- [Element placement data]

★ ★ ★

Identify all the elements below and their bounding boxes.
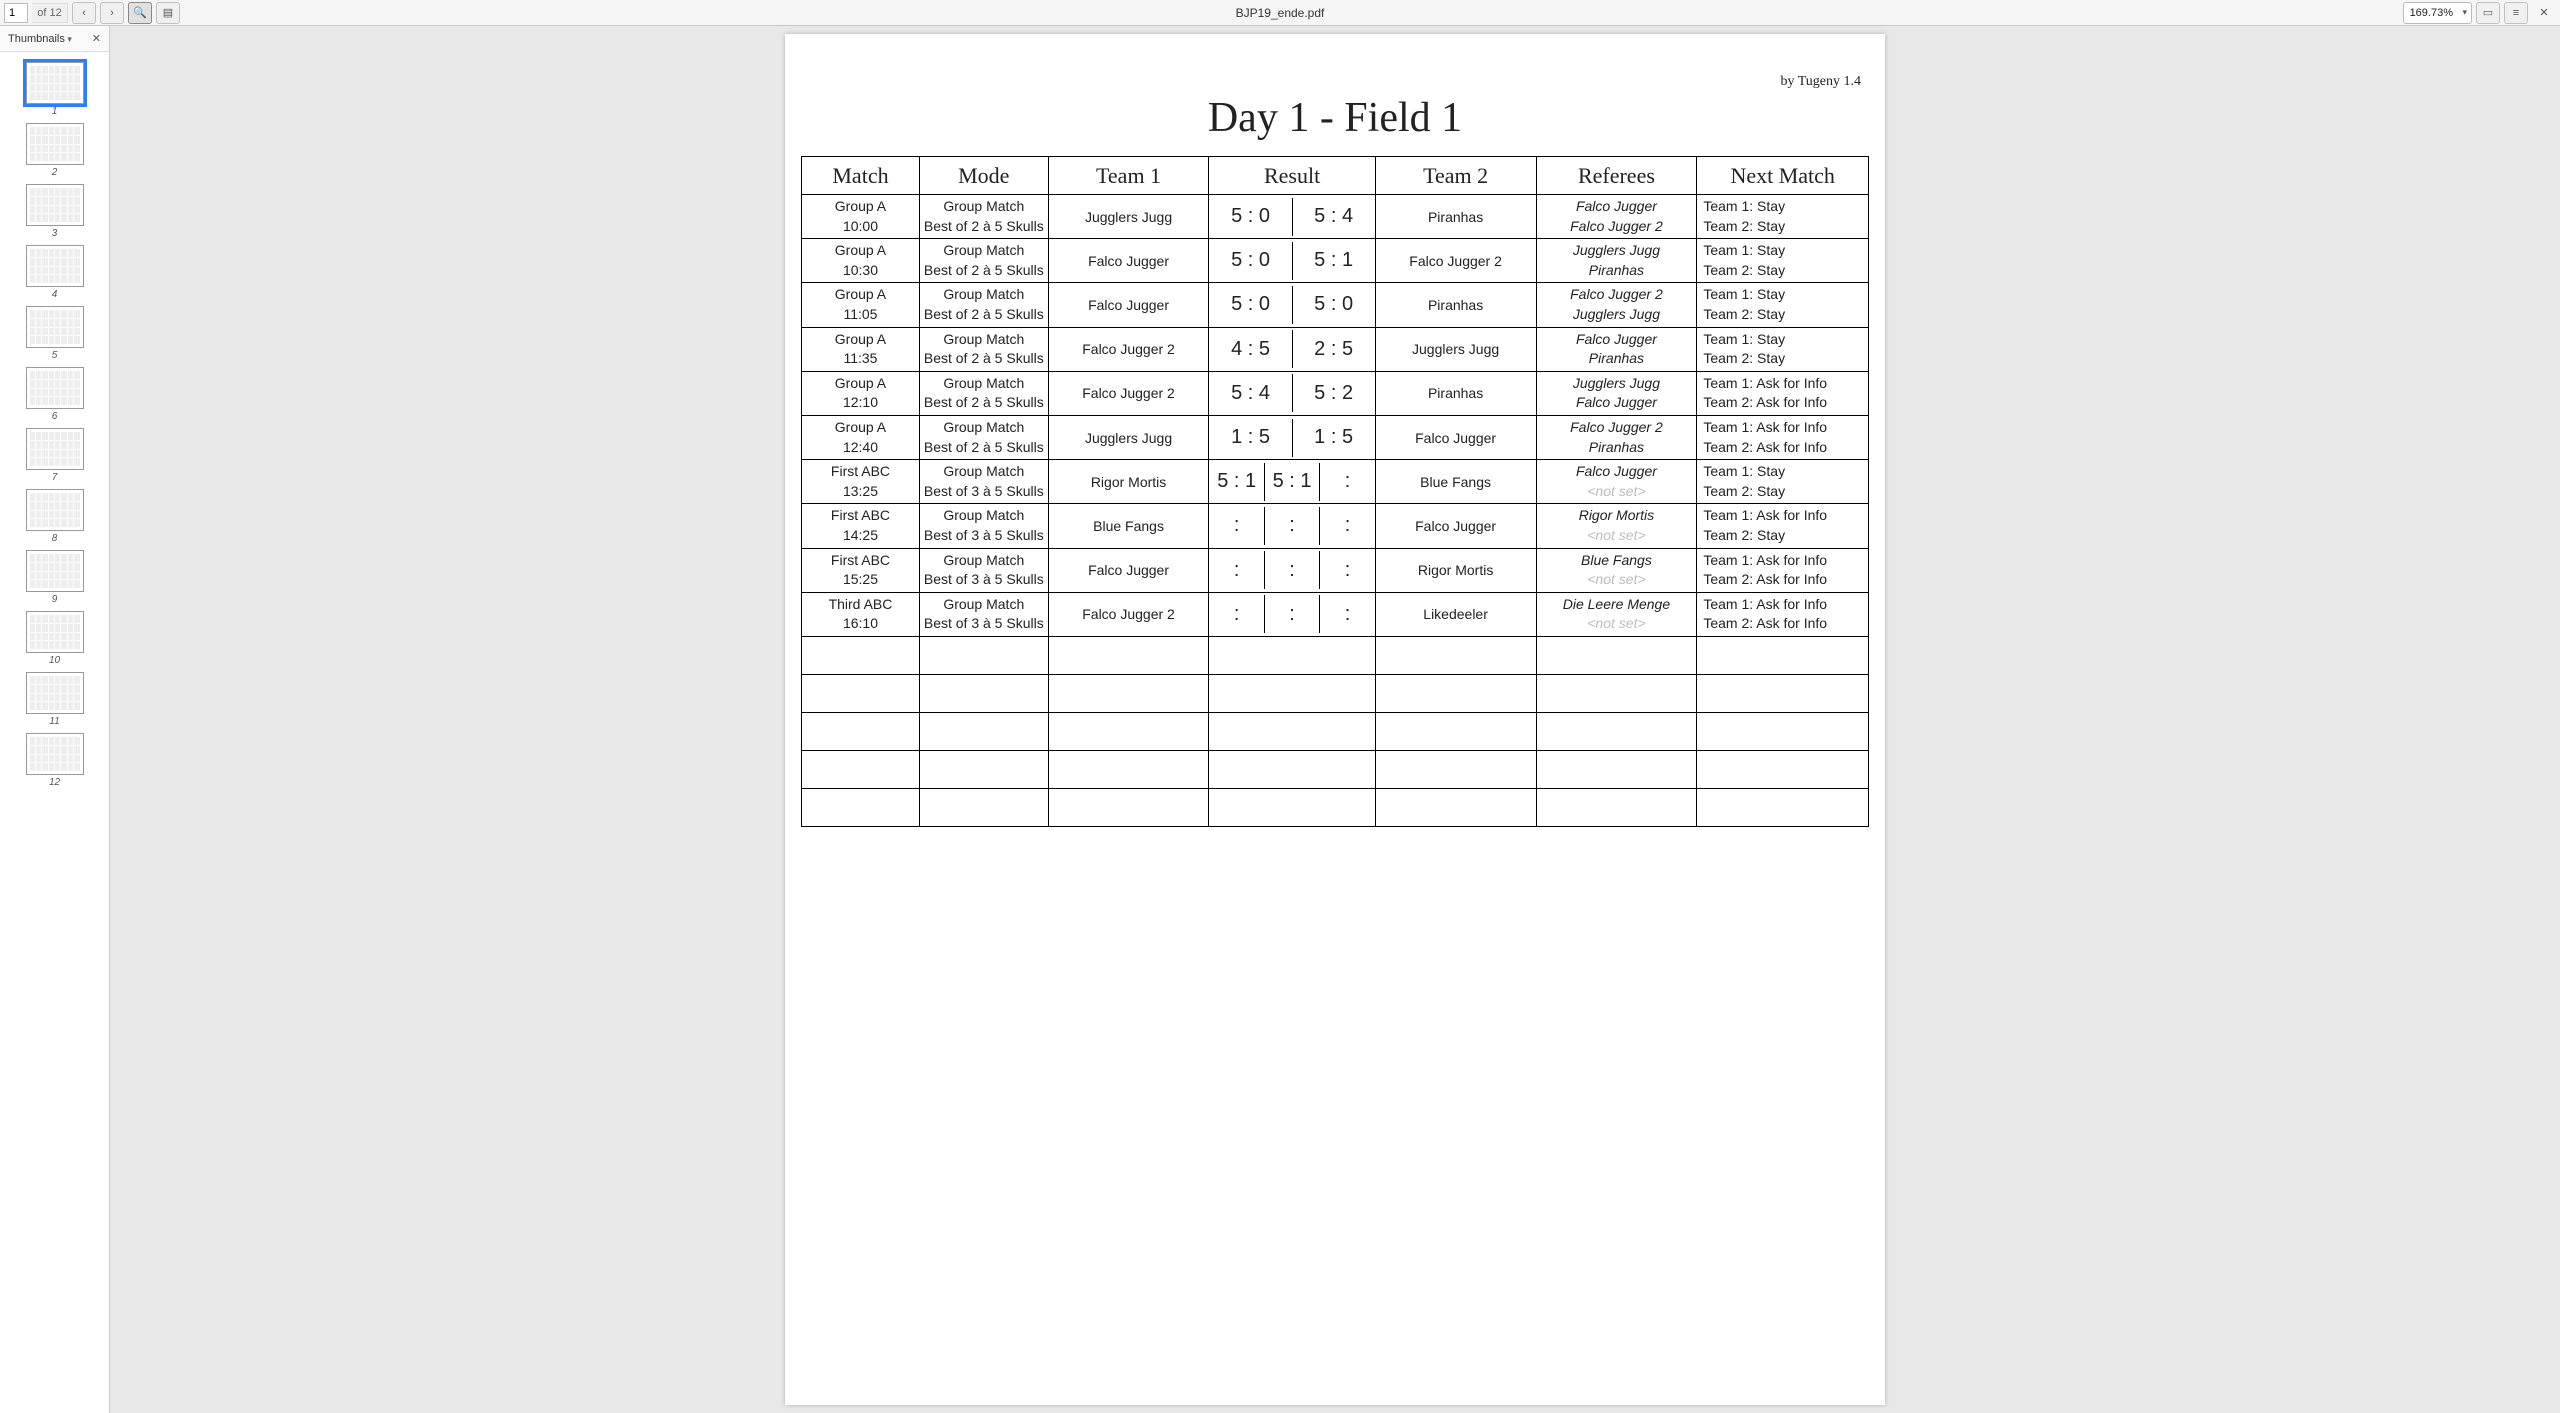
- outline-icon: ▤: [163, 6, 173, 19]
- table-row: Group A10:30Group MatchBest of 2 à 5 Sku…: [802, 239, 1869, 283]
- thumbnail-label: 5: [0, 350, 109, 361]
- view-mode-button[interactable]: ▭: [2476, 2, 2500, 24]
- table-row: Third ABC16:10Group MatchBest of 3 à 5 S…: [802, 592, 1869, 636]
- table-header-row: Match Mode Team 1 Result Team 2 Referees…: [802, 157, 1869, 195]
- page-count-label: of 12: [32, 3, 68, 23]
- search-icon: 🔍: [133, 6, 147, 19]
- search-button[interactable]: 🔍: [128, 2, 152, 24]
- table-row: First ABC15:25Group MatchBest of 3 à 5 S…: [802, 548, 1869, 592]
- thumbnail[interactable]: [26, 245, 84, 287]
- th-match: Match: [802, 157, 920, 195]
- thumbnail-label: 9: [0, 594, 109, 605]
- table-row-empty: [802, 750, 1869, 788]
- table-row-empty: [802, 712, 1869, 750]
- th-referees: Referees: [1536, 157, 1697, 195]
- thumbnail[interactable]: [26, 367, 84, 409]
- thumbnail-label: 1: [0, 106, 109, 117]
- sidebar: Thumbnails ✕ 123456789101112: [0, 26, 110, 1413]
- table-row: Group A10:00Group MatchBest of 2 à 5 Sku…: [802, 195, 1869, 239]
- page-viewport[interactable]: by Tugeny 1.4 Day 1 - Field 1 Match Mode…: [110, 26, 2560, 1413]
- thumbnail-label: 10: [0, 655, 109, 666]
- thumbnail[interactable]: [26, 428, 84, 470]
- zoom-select[interactable]: 169.73%: [2403, 2, 2472, 24]
- menu-button[interactable]: ≡: [2504, 2, 2528, 24]
- sidebar-close-button[interactable]: ✕: [92, 32, 101, 45]
- page: by Tugeny 1.4 Day 1 - Field 1 Match Mode…: [785, 34, 1885, 1405]
- thumbnail[interactable]: [26, 733, 84, 775]
- next-page-button[interactable]: ›: [100, 2, 124, 24]
- thumbnail[interactable]: [26, 62, 84, 104]
- credit-text: by Tugeny 1.4: [1780, 74, 1861, 90]
- page-number-input[interactable]: [4, 3, 28, 23]
- thumbnail-label: 3: [0, 228, 109, 239]
- thumbnail[interactable]: [26, 489, 84, 531]
- thumbnail[interactable]: [26, 550, 84, 592]
- th-team2: Team 2: [1375, 157, 1536, 195]
- th-team1: Team 1: [1048, 157, 1209, 195]
- document-title: BJP19_ende.pdf: [0, 6, 2560, 20]
- th-result: Result: [1209, 157, 1375, 195]
- page-title: Day 1 - Field 1: [801, 94, 1869, 142]
- zoom-value: 169.73%: [2410, 7, 2453, 19]
- close-window-button[interactable]: ✕: [2532, 2, 2556, 24]
- thumbnail-label: 4: [0, 289, 109, 300]
- table-row: Group A12:10Group MatchBest of 2 à 5 Sku…: [802, 371, 1869, 415]
- sidebar-header: Thumbnails ✕: [0, 26, 109, 52]
- table-row: First ABC13:25Group MatchBest of 3 à 5 S…: [802, 460, 1869, 504]
- thumbnail-label: 11: [0, 716, 109, 727]
- thumbnail[interactable]: [26, 306, 84, 348]
- th-mode: Mode: [919, 157, 1048, 195]
- table-row: First ABC14:25Group MatchBest of 3 à 5 S…: [802, 504, 1869, 548]
- prev-page-button[interactable]: ‹: [72, 2, 96, 24]
- thumbnail[interactable]: [26, 123, 84, 165]
- hamburger-icon: ≡: [2513, 7, 2519, 19]
- table-row-empty: [802, 788, 1869, 826]
- thumbnail-label: 6: [0, 411, 109, 422]
- page-icon: ▭: [2483, 6, 2493, 19]
- table-row-empty: [802, 674, 1869, 712]
- chevron-left-icon: ‹: [82, 7, 86, 19]
- thumbnail-label: 2: [0, 167, 109, 178]
- thumbnail-label: 8: [0, 533, 109, 544]
- table-row-empty: [802, 636, 1869, 674]
- close-icon: ✕: [2539, 6, 2548, 19]
- table-row: Group A11:05Group MatchBest of 2 à 5 Sku…: [802, 283, 1869, 327]
- thumbnail-list: 123456789101112: [0, 52, 109, 1413]
- thumbnail[interactable]: [26, 611, 84, 653]
- thumbnail[interactable]: [26, 672, 84, 714]
- th-next: Next Match: [1697, 157, 1869, 195]
- schedule-table: Match Mode Team 1 Result Team 2 Referees…: [801, 156, 1869, 827]
- table-row: Group A12:40Group MatchBest of 2 à 5 Sku…: [802, 415, 1869, 459]
- thumbnail-label: 12: [0, 777, 109, 788]
- chevron-right-icon: ›: [110, 7, 114, 19]
- thumbnail[interactable]: [26, 184, 84, 226]
- outline-button[interactable]: ▤: [156, 2, 180, 24]
- sidebar-mode-select[interactable]: Thumbnails: [8, 33, 72, 45]
- thumbnail-label: 7: [0, 472, 109, 483]
- toolbar: of 12 ‹ › 🔍 ▤ BJP19_ende.pdf 169.73% ▭ ≡…: [0, 0, 2560, 26]
- table-row: Group A11:35Group MatchBest of 2 à 5 Sku…: [802, 327, 1869, 371]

★ ★ ★

- [What you should do]
Copy every row above word for word, leaving out the pictures.

- [Finished exercise]
Identify all the elements below and their bounding boxes.
- outline-icon: ▤: [163, 6, 173, 19]
- table-row: Group A10:30Group MatchBest of 2 à 5 Sku…: [802, 239, 1869, 283]
- thumbnail-label: 5: [0, 350, 109, 361]
- view-mode-button[interactable]: ▭: [2476, 2, 2500, 24]
- table-row: Third ABC16:10Group MatchBest of 3 à 5 S…: [802, 592, 1869, 636]
- table-header-row: Match Mode Team 1 Result Team 2 Referees…: [802, 157, 1869, 195]
- page-count-label: of 12: [32, 3, 68, 23]
- search-icon: 🔍: [133, 6, 147, 19]
- search-button[interactable]: 🔍: [128, 2, 152, 24]
- table-row: First ABC15:25Group MatchBest of 3 à 5 S…: [802, 548, 1869, 592]
- thumbnail[interactable]: [26, 245, 84, 287]
- th-match: Match: [802, 157, 920, 195]
- thumbnail-label: 9: [0, 594, 109, 605]
- table-row-empty: [802, 750, 1869, 788]
- table-row-empty: [802, 712, 1869, 750]
- th-referees: Referees: [1536, 157, 1697, 195]
- thumbnail[interactable]: [26, 367, 84, 409]
- thumbnail-label: 1: [0, 106, 109, 117]
- sidebar: Thumbnails ✕ 123456789101112: [0, 26, 110, 1413]
- table-row: Group A10:00Group MatchBest of 2 à 5 Sku…: [802, 195, 1869, 239]
- page-viewport[interactable]: by Tugeny 1.4 Day 1 - Field 1 Match Mode…: [110, 26, 2560, 1413]
- thumbnail-label: 10: [0, 655, 109, 666]
- thumbnail[interactable]: [26, 428, 84, 470]
- zoom-select[interactable]: 169.73%: [2403, 2, 2472, 24]
- menu-button[interactable]: ≡: [2504, 2, 2528, 24]
- sidebar-close-button[interactable]: ✕: [92, 32, 101, 45]
- page: by Tugeny 1.4 Day 1 - Field 1 Match Mode…: [785, 34, 1885, 1405]
- thumbnail[interactable]: [26, 733, 84, 775]
- next-page-button[interactable]: ›: [100, 2, 124, 24]
- thumbnail[interactable]: [26, 62, 84, 104]
- credit-text: by Tugeny 1.4: [1780, 74, 1861, 90]
- page-number-input[interactable]: [4, 3, 28, 23]
- thumbnail-label: 3: [0, 228, 109, 239]
- thumbnail[interactable]: [26, 489, 84, 531]
- thumbnail[interactable]: [26, 550, 84, 592]
- th-team2: Team 2: [1375, 157, 1536, 195]
- th-team1: Team 1: [1048, 157, 1209, 195]
- document-title: BJP19_ende.pdf: [0, 6, 2560, 20]
- th-result: Result: [1209, 157, 1375, 195]
- page-title: Day 1 - Field 1: [801, 94, 1869, 142]
- zoom-value: 169.73%: [2410, 7, 2453, 19]
- close-window-button[interactable]: ✕: [2532, 2, 2556, 24]
- thumbnail-label: 4: [0, 289, 109, 300]
- table-row: Group A12:10Group MatchBest of 2 à 5 Sku…: [802, 371, 1869, 415]
- sidebar-header: Thumbnails ✕: [0, 26, 109, 52]
- table-row: First ABC13:25Group MatchBest of 3 à 5 S…: [802, 460, 1869, 504]
- thumbnail-label: 11: [0, 716, 109, 727]
- thumbnail[interactable]: [26, 306, 84, 348]
- th-mode: Mode: [919, 157, 1048, 195]
- table-row: First ABC14:25Group MatchBest of 3 à 5 S…: [802, 504, 1869, 548]
- prev-page-button[interactable]: ‹: [72, 2, 96, 24]
- thumbnail[interactable]: [26, 123, 84, 165]
- hamburger-icon: ≡: [2513, 7, 2519, 19]
- table-row-empty: [802, 788, 1869, 826]
- thumbnail-label: 6: [0, 411, 109, 422]
- page-icon: ▭: [2483, 6, 2493, 19]
- table-row-empty: [802, 674, 1869, 712]
- chevron-left-icon: ‹: [82, 7, 86, 19]
- thumbnail-label: 2: [0, 167, 109, 178]
- thumbnail-label: 8: [0, 533, 109, 544]
- table-row-empty: [802, 636, 1869, 674]
- close-icon: ✕: [2539, 6, 2548, 19]
- table-row: Group A11:05Group MatchBest of 2 à 5 Sku…: [802, 283, 1869, 327]
- thumbnail-list: 123456789101112: [0, 52, 109, 1413]
- thumbnail[interactable]: [26, 611, 84, 653]
- thumbnail[interactable]: [26, 672, 84, 714]
- th-next: Next Match: [1697, 157, 1869, 195]
- schedule-table: Match Mode Team 1 Result Team 2 Referees…: [801, 156, 1869, 827]
- table-row: Group A12:40Group MatchBest of 2 à 5 Sku…: [802, 415, 1869, 459]
- thumbnail-label: 12: [0, 777, 109, 788]
- chevron-right-icon: ›: [110, 7, 114, 19]
- thumbnail[interactable]: [26, 184, 84, 226]
- outline-button[interactable]: ▤: [156, 2, 180, 24]
- sidebar-mode-select[interactable]: Thumbnails: [8, 33, 72, 45]
- thumbnail-label: 7: [0, 472, 109, 483]
- toolbar: of 12 ‹ › 🔍 ▤ BJP19_ende.pdf 169.73% ▭ ≡…: [0, 0, 2560, 26]
- table-row: Group A11:35Group MatchBest of 2 à 5 Sku…: [802, 327, 1869, 371]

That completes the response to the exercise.